▸ **Gezeigter Textauszug**:
§ §

Eine ganz klare Mehrheit der Amerikaner:innen ist für das Abtreibungsrecht oder verstärkte Maßnahmen gegen den Klimawandel. Diese Themen werden von den Republikaner:innen aber zum Kulturkampf gemacht, um sie zu politisieren.
Stimmungsmache
Der Kulturkampf zwischen Konservativen und Progressiven hat damit in den USA auch die Finanzbranche erreicht. Teresa Eder, die das Außen-und Sicherheitsprogramm der deutschen Heinrich-Böll-Stiftung in Washington, D.C., leitet, ordnet diese Entwicklung wie folgt ein: "Eine ganz klare Mehrheit der Amerikaner:innen ist für das Abtreibungsrecht oder verstärkte Maßnahmen gegen den Klimawandel. Diese Themen werden von den Republikaner:innen aber zum Kulturkampf gemacht, um sie zu politisieren." Dass Privatwirtschaft und Wall Street in puncto Nachhaltigkeit an Bord sind, sei wichtig, "aber das Land und die grüne Energiewende voranbringen kann nur die Regierung und der Kongress – und an allererster Stelle der Präsident". Was würde ein potenzieller Wahlsieg Donald Trumps in diesem Zusammenhang bedeuten? "Er wird auf jeden Fall wieder aus dem Pariser Klimaabkommen aussteigen, Subventionen auf Öl und Gas ausweiten und so den dringend notwendigen Umstieg auf erneuerbare Energie wieder erschweren", sagt Eder. Und ergänzt: "Jede Erwähnung des Klimawandels würde aus sämtlichen Regierungsdokumenten gestrichen werden – genau wie das Wort 'Gender'."
ESG ist gekommen, um zu bleiben.
Mögliche Folgen
Wie schätzt Ahmadi die Situation ein? "Ein möglicher Wahlsieg von Trump könnte erhebliche Auswirkungen auf die ESG-Investing-Bewegung in den USA haben. Er hat sich in der Vergangenheit stark gegen diese Kriterien ausgesprochen und könnte versuchen, bestehende Regelungen zu lockern oder rückgängig machen. Diese politischen Unsicherheiten könnten das Vertrauen in nachhaltige Investitionen weiter untergraben und dazu führen, dass Unternehmen sich von ESG-Initiativen abwenden, um sich an die politische Realität anzupassen."
Für die EU könnte der Anti-ESG-Trend in den USA laut Ahmadi sowohl Herausforderungen als auch Anreize schaffen. Einerseits sei es möglich, dass ein Rückgang des Vertrauens in ESG-Kriterien in den USA auch in europäischen Märkten Skepsis schürt, andererseits könnte die EU, "die bereits über strenge regulatorische Rahmenbedingungen für nachhaltige Investitionen verfügt, ihre eigenen Standards weiter stärken und so als globaler Vorreiter agieren, um zu zeigen, dass ESG-Kriterien und Renditen nicht im Widerspruch zueinander stehen müssen". Und die Expertin gibt auch zu bedenken: "Die Entwicklungen in den USA sind nur eine Momentaufnahme. Weltweit gibt es weiterhin ein wachsendes Interesse an ESG-Kriterien, und viele Länder verfolgen eigene Rahmenwerke. Die Spielregeln ändern sich weiter, und die Unternehmen passen sich bereits an diese neuen Gegebenheiten an, ebenso wie der Finanzsektor. Viele Marktteilnehmer sind bereits auf diese Reise aufgebrochen, und ich denke, dass wir aktuell einen Dominoeffekt sehen, der nicht mehr aufzuhalten ist."

§ §

▸ **Gezeigte Datensätze**:
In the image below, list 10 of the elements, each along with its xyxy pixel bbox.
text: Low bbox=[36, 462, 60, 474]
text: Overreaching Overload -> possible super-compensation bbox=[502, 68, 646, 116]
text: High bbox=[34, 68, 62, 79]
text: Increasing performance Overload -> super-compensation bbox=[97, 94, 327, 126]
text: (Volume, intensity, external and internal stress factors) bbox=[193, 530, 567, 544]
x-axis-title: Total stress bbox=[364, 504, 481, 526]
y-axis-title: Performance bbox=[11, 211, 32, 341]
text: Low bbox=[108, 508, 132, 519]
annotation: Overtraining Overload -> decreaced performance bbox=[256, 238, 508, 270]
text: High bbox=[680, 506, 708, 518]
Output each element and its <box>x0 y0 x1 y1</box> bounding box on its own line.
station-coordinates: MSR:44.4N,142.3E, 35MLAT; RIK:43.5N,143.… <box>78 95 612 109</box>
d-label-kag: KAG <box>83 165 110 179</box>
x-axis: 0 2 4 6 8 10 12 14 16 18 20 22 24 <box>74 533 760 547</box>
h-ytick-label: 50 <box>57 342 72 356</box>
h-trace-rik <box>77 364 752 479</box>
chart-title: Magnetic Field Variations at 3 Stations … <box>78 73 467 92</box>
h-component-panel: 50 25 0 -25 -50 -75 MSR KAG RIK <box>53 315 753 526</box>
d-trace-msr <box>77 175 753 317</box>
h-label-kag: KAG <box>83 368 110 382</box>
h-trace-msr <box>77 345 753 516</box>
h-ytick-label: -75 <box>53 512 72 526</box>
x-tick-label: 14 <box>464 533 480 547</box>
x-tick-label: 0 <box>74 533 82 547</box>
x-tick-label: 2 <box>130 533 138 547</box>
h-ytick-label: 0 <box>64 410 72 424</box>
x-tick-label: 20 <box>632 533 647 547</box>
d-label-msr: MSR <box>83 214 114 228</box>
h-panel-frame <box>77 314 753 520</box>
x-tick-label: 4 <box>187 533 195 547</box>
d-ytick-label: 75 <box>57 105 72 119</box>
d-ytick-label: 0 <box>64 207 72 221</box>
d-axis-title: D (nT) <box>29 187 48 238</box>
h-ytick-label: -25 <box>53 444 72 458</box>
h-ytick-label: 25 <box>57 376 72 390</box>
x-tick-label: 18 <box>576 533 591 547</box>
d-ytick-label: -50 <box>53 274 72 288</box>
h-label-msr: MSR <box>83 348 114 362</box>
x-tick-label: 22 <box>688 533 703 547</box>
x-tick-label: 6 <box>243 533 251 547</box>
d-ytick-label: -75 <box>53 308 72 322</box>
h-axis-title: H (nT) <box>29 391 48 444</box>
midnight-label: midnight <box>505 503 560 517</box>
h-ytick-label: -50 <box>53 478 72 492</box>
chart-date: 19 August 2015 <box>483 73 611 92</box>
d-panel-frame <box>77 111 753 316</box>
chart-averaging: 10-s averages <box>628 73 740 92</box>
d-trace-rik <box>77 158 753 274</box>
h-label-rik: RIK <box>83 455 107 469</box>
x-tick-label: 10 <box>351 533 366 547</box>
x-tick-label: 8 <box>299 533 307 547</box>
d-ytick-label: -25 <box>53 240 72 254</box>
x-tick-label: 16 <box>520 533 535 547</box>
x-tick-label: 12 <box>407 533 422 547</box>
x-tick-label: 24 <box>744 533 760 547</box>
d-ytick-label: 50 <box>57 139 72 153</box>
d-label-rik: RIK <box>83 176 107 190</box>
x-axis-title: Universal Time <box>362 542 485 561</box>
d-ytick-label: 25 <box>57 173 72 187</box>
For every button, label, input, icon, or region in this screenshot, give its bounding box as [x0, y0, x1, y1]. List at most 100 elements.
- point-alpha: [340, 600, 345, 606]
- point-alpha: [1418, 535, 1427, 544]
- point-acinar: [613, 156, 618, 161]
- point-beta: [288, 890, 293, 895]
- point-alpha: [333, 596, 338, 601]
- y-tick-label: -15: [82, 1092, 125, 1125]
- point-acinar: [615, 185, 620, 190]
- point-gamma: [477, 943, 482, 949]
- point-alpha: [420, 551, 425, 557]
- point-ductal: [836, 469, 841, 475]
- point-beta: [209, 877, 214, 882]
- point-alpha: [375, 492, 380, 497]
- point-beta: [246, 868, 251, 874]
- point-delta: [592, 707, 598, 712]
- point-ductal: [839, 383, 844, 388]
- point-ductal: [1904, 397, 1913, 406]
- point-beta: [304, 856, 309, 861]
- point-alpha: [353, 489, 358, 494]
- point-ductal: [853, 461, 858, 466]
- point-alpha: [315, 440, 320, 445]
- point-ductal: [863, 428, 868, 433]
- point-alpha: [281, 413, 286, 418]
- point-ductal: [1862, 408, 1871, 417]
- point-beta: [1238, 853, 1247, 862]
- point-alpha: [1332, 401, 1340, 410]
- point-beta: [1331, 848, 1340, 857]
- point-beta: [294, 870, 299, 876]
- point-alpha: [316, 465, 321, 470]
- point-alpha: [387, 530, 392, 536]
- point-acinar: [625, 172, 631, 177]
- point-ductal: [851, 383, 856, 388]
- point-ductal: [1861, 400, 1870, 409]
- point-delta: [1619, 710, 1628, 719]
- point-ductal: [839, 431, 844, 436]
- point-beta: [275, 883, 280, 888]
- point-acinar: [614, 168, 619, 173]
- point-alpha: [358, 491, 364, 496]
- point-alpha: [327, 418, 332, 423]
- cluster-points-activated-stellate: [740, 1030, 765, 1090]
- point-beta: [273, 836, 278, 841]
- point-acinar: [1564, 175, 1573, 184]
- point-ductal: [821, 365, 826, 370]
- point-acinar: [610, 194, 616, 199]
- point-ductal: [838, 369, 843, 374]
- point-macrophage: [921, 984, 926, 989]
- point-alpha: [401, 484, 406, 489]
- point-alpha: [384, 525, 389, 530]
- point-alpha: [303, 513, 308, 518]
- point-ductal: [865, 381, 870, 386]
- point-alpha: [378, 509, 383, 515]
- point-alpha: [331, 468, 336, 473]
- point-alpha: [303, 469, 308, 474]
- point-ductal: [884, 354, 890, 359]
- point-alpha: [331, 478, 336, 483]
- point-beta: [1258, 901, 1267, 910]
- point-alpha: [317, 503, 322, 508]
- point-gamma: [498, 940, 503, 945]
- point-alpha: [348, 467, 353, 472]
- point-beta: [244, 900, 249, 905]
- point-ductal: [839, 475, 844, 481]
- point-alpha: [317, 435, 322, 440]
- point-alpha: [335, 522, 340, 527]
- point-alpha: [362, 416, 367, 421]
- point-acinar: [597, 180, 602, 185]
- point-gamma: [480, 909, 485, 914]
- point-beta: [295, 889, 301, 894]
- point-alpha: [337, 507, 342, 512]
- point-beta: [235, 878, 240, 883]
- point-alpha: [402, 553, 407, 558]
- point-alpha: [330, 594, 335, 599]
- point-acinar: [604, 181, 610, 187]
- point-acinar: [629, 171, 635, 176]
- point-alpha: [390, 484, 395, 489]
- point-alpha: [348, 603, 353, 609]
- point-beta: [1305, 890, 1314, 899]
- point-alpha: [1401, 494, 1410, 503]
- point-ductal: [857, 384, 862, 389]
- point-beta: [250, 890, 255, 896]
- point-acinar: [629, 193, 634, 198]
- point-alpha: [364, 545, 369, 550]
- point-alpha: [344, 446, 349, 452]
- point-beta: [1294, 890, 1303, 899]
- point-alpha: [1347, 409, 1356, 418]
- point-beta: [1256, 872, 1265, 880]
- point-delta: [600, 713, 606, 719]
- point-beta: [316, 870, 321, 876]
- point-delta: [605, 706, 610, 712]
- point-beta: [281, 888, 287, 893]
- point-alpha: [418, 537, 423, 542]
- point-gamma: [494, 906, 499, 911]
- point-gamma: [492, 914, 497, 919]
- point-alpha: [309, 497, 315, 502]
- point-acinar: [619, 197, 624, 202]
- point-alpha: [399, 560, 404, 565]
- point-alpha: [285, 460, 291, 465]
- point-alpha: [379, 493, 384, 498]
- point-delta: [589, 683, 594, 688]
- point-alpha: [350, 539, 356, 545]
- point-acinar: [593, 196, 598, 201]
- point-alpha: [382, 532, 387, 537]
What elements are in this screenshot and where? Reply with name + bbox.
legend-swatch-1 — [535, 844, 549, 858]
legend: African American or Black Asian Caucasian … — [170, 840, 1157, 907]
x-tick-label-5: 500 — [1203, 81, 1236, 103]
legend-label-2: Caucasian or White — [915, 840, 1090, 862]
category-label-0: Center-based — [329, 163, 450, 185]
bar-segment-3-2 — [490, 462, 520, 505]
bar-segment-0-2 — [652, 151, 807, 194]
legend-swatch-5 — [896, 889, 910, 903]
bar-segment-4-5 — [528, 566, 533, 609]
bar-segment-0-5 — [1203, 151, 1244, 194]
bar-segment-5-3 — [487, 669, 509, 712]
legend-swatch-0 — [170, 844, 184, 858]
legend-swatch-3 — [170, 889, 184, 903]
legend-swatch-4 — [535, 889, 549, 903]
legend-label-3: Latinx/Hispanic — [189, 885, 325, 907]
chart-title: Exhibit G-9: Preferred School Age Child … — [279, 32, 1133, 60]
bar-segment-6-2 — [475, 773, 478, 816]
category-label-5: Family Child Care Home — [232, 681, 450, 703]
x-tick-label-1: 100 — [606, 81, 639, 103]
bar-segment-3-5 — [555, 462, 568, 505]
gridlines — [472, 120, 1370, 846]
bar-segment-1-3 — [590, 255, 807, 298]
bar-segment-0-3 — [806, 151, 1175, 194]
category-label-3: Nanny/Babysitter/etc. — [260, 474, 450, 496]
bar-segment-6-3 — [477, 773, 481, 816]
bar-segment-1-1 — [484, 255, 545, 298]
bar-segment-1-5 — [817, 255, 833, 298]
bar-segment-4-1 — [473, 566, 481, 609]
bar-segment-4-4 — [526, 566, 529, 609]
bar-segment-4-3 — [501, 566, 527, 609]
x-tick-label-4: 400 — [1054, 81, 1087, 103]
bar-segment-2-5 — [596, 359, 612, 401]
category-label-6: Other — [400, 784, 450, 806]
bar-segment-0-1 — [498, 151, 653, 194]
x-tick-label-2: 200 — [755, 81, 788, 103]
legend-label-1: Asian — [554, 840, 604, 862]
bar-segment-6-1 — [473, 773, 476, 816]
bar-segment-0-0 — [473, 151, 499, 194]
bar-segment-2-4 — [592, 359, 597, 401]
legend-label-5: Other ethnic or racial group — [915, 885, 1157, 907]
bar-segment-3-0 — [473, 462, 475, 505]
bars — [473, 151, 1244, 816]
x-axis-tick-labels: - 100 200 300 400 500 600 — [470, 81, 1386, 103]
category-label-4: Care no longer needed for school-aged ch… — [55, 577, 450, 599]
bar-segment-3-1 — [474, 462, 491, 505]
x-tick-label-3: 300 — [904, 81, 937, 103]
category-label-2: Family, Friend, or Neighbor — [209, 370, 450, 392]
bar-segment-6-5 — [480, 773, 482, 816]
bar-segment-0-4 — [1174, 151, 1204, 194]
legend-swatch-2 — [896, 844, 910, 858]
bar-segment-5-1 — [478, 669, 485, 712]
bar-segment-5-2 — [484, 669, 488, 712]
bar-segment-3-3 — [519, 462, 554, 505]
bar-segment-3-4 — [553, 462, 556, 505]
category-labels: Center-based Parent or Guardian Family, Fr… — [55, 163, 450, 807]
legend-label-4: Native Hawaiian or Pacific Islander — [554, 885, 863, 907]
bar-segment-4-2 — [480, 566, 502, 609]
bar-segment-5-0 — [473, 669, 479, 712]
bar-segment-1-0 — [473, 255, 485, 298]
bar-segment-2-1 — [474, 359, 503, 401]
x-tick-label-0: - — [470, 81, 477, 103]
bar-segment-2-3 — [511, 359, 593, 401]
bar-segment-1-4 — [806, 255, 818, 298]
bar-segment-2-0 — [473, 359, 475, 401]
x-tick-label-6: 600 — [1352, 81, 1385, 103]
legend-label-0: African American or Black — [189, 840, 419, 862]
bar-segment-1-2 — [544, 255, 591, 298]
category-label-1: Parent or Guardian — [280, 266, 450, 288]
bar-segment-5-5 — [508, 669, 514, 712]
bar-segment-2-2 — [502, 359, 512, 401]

§ §

▸ **Arbeitsaufträge**:
1. Beantworten Sie anhand des Textauszugs:
(a) Wer leitet das Außen- und Sicherheitsprogramm der Heinrich-Böll-Stiftung in Washington, D.C.?
(b) Welches Wort würde laut Eder neben jeder Erwähnung des Klimawandels aus sämtlichen Regierungsdokumenten gestrichen?
(c) Worüber verfügt die EU laut Ahmadi bereits?
2. Erklären Sie in ein bis drei Sätzen, warum sich Unternehmen laut Ahmadi im Textauszug von ESG-Initiativen abwenden könnten.
Verwenden Sie ausschließlich den Textauszug.

▸ **Lösungen**:
1.
(a) Teresa Eder leitet es.
(b) Das Wort „Gender“ würde gestrichen.
(c) Die EU verfügt über strenge regulatorische Rahmenbedingungen für nachhaltige Investitionen.

2. Trump könnte nach einem Wahlsieg versuchen, bestehende Regelungen zu lockern oder rückgängig zu machen. Diese politischen Unsicherheiten könnten das Vertrauen in nachhaltige Investitionen weiter untergraben. Unternehmen könnten sich dann von ESG-Initiativen abwenden, um sich an die politische Realität anzupassen.